◆ TO BE DONE: Write out the entries again exactly as they are given.

(Recorded data)
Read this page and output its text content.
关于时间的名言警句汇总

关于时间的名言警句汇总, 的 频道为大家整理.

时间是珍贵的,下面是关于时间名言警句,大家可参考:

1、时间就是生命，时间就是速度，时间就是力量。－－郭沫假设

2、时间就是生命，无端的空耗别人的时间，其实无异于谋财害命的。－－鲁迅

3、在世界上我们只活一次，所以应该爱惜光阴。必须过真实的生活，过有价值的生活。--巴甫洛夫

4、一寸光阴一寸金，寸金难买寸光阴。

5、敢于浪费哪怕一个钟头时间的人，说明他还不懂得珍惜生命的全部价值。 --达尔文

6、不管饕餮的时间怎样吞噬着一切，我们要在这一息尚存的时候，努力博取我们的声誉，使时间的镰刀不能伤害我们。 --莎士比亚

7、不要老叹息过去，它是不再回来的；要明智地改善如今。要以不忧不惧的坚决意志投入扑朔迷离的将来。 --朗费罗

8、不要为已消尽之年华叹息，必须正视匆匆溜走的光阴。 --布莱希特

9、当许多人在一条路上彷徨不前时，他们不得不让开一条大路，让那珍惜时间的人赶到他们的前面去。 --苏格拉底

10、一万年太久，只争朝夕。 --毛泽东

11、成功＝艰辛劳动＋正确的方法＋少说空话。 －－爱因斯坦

◆ ANSWER TO THE TASK:
Read this page and output its text content.
关于时间的名言警句汇总

关于时间的名言警句汇总, 的 频道为大家整理.

时间是珍贵的,下面是关于时间名言警句,大家可参考:

1、时间就是生命，时间就是速度，时间就是力量。－－郭沫假设

2、时间就是生命，无端的空耗别人的时间，其实无异于谋财害命的。－－鲁迅

3、在世界上我们只活一次，所以应该爱惜光阴。必须过真实的生活，过有价值的生活。--巴甫洛夫

4、一寸光阴一寸金，寸金难买寸光阴。

5、敢于浪费哪怕一个钟头时间的人，说明他还不懂得珍惜生命的全部价值。 --达尔文

6、不管饕餮的时间怎样吞噬着一切，我们要在这一息尚存的时候，努力博取我们的声誉，使时间的镰刀不能伤害我们。 --莎士比亚

7、不要老叹息过去，它是不再回来的；要明智地改善如今。要以不忧不惧的坚决意志投入扑朔迷离的将来。 --朗费罗

8、不要为已消尽之年华叹息，必须正视匆匆溜走的光阴。 --布莱希特

9、当许多人在一条路上彷徨不前时，他们不得不让开一条大路，让那珍惜时间的人赶到他们的前面去。 --苏格拉底

10、一万年太久，只争朝夕。 --毛泽东

11、成功＝艰辛劳动＋正确的方法＋少说空话。 －－爱因斯坦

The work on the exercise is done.